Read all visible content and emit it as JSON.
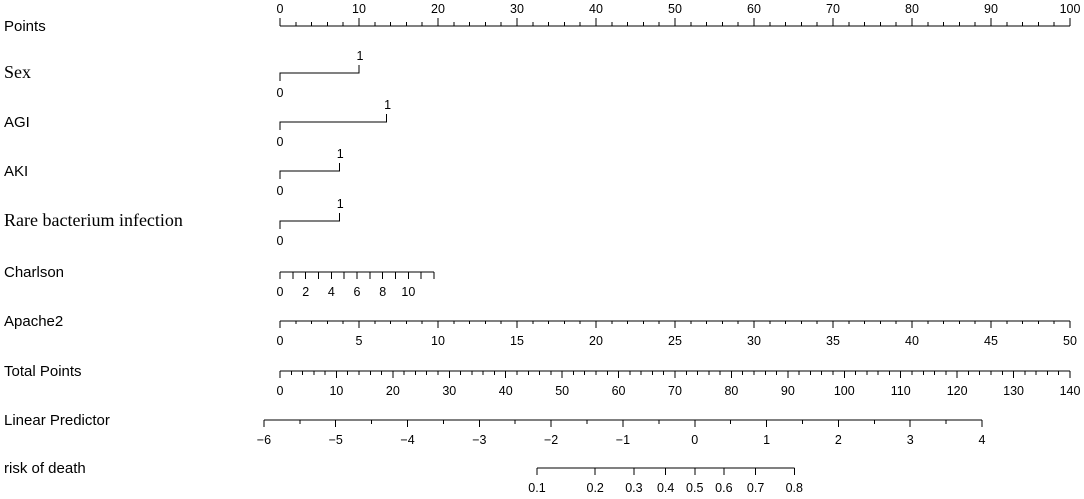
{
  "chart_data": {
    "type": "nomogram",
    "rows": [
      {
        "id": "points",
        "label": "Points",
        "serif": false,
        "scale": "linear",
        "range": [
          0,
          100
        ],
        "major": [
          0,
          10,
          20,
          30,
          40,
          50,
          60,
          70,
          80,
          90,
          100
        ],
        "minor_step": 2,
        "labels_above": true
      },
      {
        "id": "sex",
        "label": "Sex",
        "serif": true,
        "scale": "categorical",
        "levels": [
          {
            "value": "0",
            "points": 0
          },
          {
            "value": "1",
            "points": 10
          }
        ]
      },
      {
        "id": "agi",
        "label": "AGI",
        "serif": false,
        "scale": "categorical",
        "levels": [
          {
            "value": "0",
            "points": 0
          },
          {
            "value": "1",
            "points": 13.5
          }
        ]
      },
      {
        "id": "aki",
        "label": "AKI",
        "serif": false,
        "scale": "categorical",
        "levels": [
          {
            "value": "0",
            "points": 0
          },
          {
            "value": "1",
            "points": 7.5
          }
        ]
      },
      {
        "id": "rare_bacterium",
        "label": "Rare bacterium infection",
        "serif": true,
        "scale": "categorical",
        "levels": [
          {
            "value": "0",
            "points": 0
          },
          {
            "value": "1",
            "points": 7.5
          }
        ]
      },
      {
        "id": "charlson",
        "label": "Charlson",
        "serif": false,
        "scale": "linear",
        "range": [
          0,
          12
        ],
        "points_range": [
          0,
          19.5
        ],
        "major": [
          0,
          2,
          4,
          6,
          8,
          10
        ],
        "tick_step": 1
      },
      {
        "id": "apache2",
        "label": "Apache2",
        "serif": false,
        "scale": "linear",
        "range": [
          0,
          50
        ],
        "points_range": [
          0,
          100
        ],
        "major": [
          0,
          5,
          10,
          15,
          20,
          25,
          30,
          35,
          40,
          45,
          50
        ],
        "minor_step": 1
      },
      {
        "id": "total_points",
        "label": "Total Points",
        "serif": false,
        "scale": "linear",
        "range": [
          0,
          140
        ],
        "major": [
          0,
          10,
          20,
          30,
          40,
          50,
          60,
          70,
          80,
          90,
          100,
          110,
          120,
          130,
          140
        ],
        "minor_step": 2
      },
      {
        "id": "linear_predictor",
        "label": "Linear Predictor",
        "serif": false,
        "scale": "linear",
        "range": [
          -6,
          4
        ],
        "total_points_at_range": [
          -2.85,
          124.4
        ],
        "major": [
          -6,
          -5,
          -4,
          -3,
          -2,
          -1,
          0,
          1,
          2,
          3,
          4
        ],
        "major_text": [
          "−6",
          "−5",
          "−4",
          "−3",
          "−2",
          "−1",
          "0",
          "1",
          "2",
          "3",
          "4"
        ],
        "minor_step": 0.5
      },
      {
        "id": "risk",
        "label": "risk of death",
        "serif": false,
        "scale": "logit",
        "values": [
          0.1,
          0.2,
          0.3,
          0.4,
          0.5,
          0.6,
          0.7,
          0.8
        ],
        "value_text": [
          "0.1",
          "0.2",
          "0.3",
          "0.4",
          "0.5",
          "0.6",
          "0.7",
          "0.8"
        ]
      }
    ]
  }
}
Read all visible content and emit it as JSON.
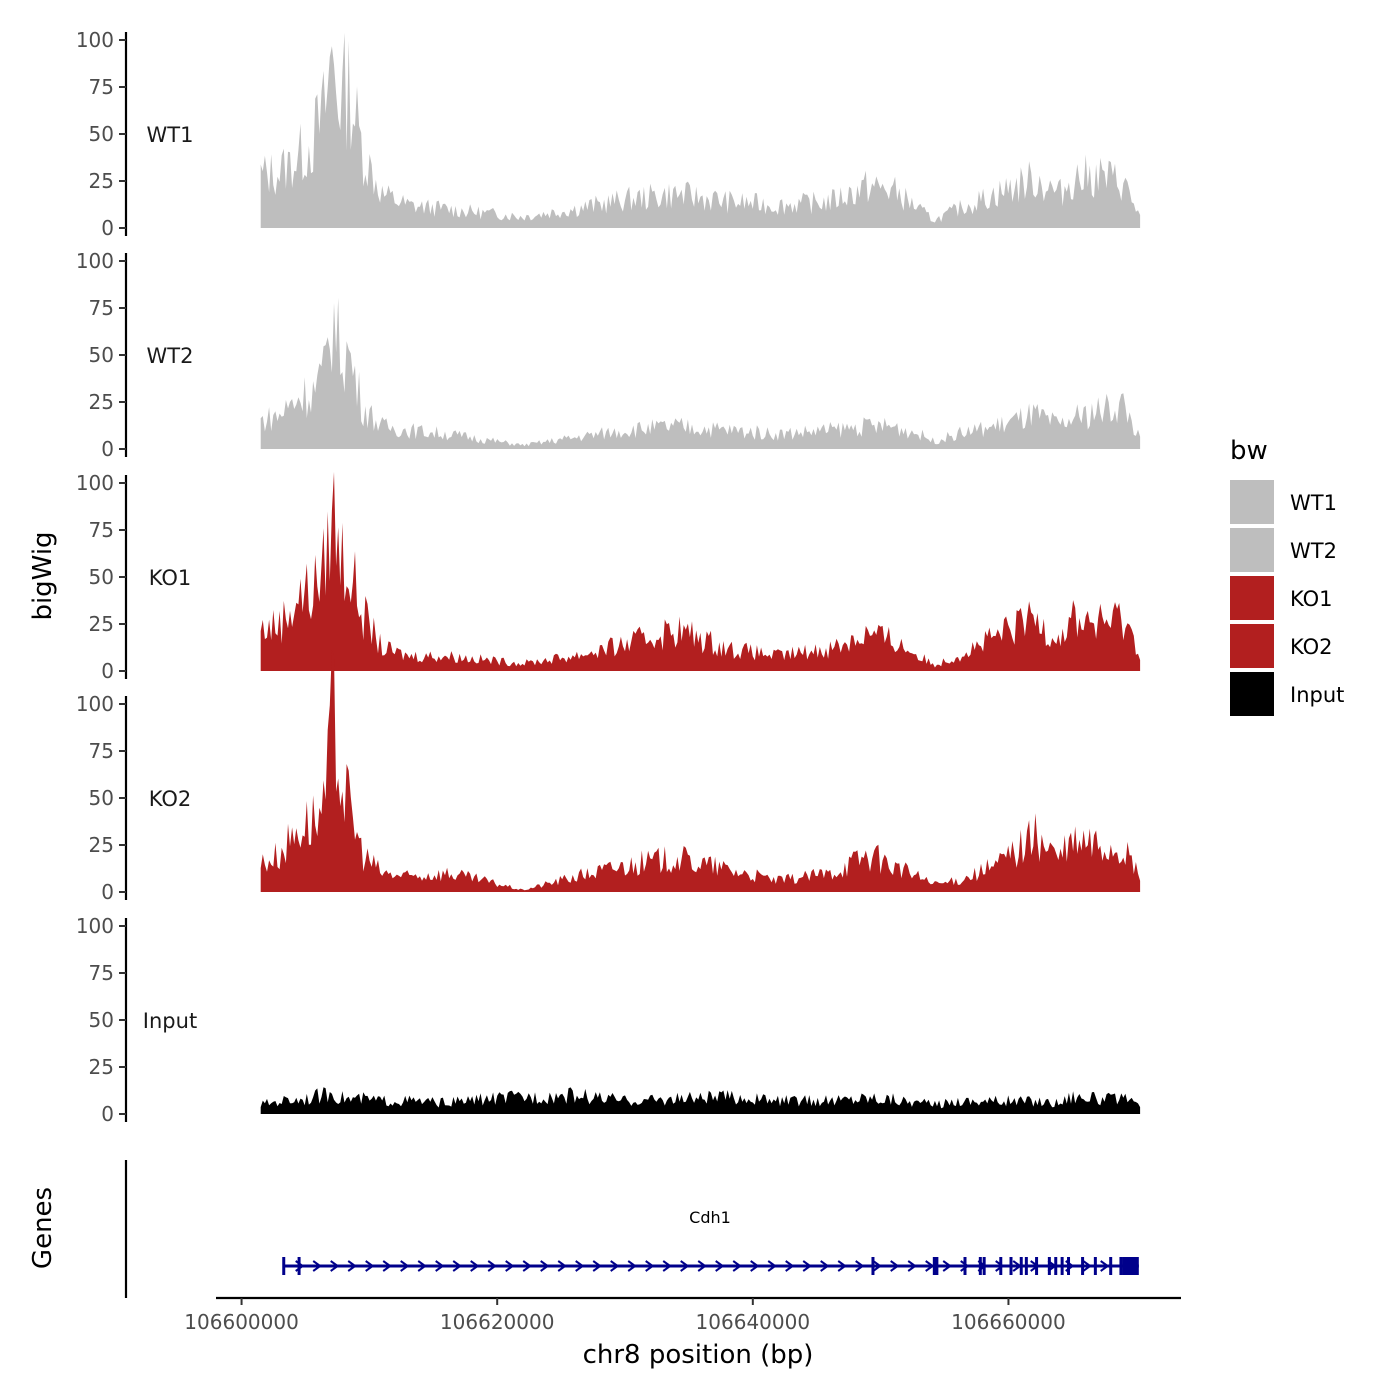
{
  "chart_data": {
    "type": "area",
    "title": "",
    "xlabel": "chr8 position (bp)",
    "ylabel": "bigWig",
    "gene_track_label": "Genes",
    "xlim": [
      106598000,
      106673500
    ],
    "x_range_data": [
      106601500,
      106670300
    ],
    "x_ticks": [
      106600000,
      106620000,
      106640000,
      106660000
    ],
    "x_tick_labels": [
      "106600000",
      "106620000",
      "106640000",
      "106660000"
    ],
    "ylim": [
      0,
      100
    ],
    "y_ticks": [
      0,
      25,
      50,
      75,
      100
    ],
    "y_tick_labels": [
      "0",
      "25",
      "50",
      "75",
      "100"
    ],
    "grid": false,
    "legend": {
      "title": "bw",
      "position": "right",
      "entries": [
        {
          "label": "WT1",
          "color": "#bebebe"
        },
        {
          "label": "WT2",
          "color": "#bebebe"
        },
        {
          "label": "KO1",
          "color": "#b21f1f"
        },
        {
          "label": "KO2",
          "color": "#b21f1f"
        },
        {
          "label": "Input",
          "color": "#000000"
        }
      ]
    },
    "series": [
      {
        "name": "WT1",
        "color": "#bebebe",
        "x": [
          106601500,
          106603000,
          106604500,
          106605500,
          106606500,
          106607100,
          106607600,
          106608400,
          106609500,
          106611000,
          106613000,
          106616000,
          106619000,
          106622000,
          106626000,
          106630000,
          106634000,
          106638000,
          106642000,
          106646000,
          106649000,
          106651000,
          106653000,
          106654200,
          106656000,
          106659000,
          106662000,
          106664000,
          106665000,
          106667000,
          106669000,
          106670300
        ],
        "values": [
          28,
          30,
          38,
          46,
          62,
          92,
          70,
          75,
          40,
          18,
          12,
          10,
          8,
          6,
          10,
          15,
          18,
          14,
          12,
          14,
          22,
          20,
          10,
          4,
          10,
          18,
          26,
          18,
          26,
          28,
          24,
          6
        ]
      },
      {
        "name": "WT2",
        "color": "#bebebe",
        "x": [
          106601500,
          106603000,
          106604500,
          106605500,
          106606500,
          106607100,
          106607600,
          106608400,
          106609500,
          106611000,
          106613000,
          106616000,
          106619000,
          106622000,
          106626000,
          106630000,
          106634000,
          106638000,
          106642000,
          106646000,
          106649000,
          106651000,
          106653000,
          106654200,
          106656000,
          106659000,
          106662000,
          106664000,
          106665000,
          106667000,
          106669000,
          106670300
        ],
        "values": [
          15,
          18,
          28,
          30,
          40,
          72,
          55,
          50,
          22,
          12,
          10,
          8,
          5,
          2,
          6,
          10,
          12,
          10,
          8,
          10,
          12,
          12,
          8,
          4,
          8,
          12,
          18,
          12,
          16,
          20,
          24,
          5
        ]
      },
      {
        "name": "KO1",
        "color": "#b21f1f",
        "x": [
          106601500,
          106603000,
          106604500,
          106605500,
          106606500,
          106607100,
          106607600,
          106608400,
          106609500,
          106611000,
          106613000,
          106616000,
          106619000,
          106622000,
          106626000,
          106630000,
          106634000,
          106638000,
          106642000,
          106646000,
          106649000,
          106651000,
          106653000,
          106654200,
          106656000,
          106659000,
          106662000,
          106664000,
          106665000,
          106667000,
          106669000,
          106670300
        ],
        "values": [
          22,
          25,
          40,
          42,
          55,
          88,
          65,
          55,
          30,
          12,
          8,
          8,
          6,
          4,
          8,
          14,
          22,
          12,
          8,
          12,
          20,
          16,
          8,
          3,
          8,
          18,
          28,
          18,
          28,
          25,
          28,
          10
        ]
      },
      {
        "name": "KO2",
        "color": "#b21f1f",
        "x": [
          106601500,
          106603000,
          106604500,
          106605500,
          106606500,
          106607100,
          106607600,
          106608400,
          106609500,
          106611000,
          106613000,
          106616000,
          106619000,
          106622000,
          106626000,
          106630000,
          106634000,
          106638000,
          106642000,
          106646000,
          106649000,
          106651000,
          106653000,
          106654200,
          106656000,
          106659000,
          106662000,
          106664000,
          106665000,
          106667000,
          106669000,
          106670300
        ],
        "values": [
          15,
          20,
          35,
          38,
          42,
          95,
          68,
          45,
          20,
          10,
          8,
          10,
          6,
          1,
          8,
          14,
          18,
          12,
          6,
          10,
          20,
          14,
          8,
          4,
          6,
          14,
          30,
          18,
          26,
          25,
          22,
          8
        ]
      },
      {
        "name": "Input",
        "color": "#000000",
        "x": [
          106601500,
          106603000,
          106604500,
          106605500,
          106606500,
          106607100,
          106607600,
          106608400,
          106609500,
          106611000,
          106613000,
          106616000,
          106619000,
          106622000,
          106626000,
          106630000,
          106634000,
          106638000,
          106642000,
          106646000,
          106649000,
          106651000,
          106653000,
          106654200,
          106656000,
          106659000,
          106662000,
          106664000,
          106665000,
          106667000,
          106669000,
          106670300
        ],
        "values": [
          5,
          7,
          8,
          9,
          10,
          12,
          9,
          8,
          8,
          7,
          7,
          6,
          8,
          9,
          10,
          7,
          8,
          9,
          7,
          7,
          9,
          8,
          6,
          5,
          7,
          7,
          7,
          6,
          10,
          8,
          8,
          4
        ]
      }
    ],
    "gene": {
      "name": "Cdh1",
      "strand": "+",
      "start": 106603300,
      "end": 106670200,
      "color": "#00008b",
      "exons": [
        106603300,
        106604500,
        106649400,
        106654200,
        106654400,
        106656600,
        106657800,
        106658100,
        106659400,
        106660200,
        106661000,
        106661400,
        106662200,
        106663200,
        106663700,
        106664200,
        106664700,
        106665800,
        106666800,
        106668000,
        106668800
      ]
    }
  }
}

▶ [Exercise]:
If a line above holds "name", count it; say how many such lines there are and nothing else.

▶ [Your response]:
6